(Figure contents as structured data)
☆ ☆ ☆ ☆ ☆
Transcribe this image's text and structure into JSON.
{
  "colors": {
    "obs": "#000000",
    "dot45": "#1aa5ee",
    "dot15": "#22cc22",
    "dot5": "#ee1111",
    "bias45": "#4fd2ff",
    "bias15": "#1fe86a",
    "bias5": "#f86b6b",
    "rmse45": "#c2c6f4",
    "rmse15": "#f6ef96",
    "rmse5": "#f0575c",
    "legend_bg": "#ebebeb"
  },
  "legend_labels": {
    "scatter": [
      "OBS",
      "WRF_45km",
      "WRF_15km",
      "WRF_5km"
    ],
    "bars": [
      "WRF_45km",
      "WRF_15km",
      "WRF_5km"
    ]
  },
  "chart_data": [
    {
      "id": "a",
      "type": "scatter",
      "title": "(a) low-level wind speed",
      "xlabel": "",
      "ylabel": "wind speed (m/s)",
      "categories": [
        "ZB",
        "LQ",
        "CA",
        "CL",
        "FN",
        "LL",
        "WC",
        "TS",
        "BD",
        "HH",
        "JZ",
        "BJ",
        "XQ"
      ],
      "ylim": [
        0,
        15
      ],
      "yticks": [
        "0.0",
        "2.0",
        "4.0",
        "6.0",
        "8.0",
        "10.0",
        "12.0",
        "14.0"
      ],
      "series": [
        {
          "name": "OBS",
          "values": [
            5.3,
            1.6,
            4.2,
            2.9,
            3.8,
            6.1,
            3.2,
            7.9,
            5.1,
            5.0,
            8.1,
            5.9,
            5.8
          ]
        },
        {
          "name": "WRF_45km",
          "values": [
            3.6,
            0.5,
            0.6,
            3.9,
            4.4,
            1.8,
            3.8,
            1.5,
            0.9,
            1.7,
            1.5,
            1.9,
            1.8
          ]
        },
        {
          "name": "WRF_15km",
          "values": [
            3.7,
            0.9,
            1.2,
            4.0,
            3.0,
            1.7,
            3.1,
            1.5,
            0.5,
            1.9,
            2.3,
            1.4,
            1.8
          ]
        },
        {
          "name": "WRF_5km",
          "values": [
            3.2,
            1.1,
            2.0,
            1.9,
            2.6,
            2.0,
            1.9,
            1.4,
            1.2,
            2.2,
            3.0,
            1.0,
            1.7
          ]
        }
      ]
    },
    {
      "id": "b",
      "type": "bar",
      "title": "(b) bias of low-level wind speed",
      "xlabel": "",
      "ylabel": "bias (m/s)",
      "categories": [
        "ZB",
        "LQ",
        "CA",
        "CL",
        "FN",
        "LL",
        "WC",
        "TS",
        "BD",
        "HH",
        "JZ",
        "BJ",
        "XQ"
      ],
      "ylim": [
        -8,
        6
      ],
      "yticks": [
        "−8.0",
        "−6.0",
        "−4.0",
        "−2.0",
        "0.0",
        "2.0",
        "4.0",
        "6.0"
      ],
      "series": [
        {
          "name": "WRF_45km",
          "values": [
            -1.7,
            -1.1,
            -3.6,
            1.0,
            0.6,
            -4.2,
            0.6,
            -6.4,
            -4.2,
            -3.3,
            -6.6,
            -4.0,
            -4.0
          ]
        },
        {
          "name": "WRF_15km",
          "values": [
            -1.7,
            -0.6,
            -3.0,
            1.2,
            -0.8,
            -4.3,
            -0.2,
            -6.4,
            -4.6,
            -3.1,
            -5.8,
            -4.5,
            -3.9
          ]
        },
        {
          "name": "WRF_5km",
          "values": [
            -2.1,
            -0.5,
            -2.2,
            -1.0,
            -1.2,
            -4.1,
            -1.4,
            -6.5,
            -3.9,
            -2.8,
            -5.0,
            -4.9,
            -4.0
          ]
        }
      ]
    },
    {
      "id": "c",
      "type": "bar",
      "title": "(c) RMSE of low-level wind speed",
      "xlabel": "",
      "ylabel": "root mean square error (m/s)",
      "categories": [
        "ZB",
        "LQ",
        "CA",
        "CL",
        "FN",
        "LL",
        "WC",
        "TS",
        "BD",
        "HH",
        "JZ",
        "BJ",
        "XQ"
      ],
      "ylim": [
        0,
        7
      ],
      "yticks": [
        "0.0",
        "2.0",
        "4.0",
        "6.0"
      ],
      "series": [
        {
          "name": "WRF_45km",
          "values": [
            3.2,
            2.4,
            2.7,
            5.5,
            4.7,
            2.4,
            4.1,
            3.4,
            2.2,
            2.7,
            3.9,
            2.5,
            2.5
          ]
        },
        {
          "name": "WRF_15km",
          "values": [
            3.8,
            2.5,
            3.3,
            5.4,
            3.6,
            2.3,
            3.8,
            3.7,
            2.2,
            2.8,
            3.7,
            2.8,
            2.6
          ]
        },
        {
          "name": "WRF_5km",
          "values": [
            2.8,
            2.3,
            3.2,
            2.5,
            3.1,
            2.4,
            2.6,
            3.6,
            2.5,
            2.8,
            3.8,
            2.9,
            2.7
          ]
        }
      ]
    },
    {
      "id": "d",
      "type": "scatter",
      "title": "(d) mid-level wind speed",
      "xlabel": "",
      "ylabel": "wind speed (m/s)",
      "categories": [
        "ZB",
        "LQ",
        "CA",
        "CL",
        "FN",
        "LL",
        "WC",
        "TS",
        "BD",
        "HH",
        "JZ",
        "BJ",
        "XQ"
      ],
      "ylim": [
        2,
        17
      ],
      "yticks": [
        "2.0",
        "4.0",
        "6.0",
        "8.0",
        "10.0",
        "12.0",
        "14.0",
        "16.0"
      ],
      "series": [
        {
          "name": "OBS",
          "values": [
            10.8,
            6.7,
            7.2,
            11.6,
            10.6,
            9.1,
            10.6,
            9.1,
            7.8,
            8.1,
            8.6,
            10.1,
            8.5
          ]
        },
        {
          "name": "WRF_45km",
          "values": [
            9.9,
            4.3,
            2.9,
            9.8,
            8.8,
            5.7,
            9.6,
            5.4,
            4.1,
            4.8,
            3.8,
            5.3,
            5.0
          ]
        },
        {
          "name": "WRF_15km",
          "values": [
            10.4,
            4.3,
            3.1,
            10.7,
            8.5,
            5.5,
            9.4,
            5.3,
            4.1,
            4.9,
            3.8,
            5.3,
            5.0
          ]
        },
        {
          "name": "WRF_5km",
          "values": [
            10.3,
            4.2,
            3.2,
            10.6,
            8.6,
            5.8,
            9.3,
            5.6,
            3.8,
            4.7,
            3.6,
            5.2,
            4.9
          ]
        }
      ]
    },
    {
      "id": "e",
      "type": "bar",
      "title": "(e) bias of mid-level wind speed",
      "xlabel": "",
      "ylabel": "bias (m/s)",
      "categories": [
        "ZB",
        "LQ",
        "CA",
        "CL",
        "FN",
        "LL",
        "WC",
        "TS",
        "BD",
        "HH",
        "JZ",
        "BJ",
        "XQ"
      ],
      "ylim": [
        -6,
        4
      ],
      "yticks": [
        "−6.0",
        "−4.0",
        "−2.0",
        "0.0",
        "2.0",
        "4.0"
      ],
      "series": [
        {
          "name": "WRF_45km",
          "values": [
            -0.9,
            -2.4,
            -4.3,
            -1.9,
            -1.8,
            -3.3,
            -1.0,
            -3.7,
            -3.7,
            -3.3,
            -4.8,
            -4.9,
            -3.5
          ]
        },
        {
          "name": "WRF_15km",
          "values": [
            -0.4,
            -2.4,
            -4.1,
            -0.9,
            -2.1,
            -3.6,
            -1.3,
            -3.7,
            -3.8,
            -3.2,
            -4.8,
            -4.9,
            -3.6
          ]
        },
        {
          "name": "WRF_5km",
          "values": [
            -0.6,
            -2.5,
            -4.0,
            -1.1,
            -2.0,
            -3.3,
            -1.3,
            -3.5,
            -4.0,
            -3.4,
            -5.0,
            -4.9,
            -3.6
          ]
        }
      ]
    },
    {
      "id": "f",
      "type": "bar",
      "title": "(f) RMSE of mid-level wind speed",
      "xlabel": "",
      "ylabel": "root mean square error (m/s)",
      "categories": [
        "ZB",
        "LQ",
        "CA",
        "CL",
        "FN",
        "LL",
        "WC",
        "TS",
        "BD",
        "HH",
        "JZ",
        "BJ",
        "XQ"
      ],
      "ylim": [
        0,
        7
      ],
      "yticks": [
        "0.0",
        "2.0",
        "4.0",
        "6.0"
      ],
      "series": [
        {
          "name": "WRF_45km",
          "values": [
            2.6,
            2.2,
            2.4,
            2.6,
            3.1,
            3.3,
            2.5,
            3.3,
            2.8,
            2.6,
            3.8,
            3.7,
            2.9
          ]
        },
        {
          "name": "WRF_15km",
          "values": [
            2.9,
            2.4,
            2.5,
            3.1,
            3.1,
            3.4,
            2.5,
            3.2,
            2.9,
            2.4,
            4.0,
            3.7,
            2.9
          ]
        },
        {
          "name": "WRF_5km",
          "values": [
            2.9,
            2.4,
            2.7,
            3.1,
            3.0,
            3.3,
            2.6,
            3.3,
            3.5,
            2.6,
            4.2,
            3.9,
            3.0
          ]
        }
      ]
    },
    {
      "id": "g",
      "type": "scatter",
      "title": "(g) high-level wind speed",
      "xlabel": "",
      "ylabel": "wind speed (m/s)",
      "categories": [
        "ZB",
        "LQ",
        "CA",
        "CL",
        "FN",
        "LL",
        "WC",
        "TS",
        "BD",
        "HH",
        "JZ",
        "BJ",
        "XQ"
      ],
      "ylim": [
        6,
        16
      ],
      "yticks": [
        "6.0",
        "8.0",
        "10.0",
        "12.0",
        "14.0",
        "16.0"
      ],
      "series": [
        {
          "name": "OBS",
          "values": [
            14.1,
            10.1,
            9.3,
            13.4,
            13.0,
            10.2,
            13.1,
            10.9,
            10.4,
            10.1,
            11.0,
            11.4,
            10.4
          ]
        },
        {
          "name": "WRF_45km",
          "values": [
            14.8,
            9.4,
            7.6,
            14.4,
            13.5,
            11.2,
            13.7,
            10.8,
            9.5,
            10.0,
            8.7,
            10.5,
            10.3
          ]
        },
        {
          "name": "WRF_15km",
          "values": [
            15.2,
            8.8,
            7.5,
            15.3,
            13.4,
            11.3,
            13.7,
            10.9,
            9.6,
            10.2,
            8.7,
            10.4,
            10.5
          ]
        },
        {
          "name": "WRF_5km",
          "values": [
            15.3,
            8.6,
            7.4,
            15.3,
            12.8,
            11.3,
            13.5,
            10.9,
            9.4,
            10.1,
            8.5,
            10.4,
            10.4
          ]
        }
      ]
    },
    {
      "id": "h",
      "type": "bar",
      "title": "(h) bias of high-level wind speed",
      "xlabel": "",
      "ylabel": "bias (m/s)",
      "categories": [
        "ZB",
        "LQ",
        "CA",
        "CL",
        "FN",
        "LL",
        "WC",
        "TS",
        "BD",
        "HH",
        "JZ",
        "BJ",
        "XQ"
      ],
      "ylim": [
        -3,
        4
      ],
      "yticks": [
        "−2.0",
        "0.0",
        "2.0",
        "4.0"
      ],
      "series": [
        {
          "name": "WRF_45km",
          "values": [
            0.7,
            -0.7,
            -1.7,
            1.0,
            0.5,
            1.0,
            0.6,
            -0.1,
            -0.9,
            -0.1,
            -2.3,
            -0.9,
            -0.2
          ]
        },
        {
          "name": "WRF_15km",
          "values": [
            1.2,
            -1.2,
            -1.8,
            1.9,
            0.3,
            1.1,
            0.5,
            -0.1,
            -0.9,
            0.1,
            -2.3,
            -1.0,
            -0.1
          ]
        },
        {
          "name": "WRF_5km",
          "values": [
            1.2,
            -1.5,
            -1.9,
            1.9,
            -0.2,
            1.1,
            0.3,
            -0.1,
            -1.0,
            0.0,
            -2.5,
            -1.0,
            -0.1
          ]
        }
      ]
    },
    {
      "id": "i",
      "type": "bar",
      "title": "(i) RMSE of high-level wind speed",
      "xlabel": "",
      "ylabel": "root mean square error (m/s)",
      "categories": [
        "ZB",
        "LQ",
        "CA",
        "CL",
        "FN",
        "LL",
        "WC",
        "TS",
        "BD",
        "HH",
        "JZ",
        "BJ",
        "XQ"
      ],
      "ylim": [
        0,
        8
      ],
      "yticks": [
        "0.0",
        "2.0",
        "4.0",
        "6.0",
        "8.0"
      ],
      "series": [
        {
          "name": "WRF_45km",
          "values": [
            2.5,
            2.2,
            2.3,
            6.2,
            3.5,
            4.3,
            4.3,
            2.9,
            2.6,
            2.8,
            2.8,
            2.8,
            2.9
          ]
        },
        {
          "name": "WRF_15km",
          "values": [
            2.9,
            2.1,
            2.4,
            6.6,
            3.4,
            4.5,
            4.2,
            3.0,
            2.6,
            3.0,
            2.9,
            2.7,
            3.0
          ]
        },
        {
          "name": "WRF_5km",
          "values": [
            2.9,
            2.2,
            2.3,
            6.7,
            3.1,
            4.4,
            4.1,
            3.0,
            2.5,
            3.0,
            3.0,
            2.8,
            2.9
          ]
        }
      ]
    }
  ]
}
☆ ☆ ☆ ☆ ☆
What you are asked to do>
Copy each line containing the word "speed" from the data.

Solution to this problem>
      "title": "(a) low-level wind speed",
      "ylabel": "wind speed (m/s)",
      "title": "(b) bias of low-level wind speed",
      "title": "(c) RMSE of low-level wind speed",
      "title": "(d) mid-level wind speed",
      "ylabel": "wind speed (m/s)",
      "title": "(e) bias of mid-level wind speed",
      "title": "(f) RMSE of mid-level wind speed",
      "title": "(g) high-level wind speed",
      "ylabel": "wind speed (m/s)",
      "title": "(h) bias of high-level wind speed",
      "title": "(i) RMSE of high-level wind speed",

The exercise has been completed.